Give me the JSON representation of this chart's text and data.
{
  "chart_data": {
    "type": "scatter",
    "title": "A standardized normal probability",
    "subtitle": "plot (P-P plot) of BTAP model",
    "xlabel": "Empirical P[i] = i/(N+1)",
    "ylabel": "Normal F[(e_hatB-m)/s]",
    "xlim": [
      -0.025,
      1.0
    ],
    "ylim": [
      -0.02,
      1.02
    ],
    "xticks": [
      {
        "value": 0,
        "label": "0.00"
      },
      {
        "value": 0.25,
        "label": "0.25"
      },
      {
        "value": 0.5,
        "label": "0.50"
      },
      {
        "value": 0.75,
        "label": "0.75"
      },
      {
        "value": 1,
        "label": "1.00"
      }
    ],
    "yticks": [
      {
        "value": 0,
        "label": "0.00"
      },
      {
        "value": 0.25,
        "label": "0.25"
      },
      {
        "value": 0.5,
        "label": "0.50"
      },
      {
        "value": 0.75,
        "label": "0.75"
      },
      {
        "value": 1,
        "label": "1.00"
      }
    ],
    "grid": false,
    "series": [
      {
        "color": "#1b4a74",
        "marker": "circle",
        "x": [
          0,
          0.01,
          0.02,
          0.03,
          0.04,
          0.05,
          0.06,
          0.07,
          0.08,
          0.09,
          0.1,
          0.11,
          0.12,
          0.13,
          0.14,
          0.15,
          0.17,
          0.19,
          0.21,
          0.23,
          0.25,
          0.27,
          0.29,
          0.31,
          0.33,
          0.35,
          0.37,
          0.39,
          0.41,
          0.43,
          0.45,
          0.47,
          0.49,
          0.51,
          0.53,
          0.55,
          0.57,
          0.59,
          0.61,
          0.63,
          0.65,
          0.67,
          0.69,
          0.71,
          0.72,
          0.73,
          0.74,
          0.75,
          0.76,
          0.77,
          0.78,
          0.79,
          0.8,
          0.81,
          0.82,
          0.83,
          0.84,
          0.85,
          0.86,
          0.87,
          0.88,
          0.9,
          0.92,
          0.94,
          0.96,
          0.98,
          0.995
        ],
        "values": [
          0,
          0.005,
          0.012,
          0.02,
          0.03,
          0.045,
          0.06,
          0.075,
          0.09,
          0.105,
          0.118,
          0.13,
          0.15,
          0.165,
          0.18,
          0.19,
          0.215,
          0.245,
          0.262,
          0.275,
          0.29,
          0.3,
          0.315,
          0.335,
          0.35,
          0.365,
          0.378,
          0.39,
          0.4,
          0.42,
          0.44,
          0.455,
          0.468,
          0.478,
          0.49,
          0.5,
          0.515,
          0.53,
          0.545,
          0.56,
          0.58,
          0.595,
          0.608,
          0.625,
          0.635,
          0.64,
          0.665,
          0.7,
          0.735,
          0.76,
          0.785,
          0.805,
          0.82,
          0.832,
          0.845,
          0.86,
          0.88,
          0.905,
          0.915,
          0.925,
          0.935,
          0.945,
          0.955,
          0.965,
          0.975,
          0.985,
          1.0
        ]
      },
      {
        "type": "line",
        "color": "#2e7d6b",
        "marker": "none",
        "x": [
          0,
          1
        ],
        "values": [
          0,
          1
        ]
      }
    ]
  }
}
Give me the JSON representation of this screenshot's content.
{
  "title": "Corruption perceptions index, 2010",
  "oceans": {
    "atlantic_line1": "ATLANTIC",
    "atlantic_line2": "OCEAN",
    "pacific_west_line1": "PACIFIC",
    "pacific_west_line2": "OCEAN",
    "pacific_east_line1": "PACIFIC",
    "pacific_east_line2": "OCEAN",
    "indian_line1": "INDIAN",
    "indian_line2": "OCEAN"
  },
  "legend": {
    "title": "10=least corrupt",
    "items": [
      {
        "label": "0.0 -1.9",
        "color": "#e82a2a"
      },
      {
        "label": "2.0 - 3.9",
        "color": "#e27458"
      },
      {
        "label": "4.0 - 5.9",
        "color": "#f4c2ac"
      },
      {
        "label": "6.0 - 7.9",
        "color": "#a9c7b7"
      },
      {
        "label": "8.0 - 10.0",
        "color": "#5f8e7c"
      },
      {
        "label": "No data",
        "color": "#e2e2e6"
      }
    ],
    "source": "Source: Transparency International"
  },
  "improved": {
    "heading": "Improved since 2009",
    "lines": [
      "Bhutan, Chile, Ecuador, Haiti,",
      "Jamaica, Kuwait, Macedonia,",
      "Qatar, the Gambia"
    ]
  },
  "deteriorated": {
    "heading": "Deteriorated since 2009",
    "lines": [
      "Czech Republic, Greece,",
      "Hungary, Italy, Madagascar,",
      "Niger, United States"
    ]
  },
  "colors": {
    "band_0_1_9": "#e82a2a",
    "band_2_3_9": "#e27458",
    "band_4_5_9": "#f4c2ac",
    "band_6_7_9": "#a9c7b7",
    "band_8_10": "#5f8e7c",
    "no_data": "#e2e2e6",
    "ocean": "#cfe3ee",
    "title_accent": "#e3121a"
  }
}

··········

[Task]: Where a line contains the string "this", extract that line.

[Answer to the task]:
Give me the JSON representation of this chart's text and data.
Give me the JSON representation of this screenshot's content.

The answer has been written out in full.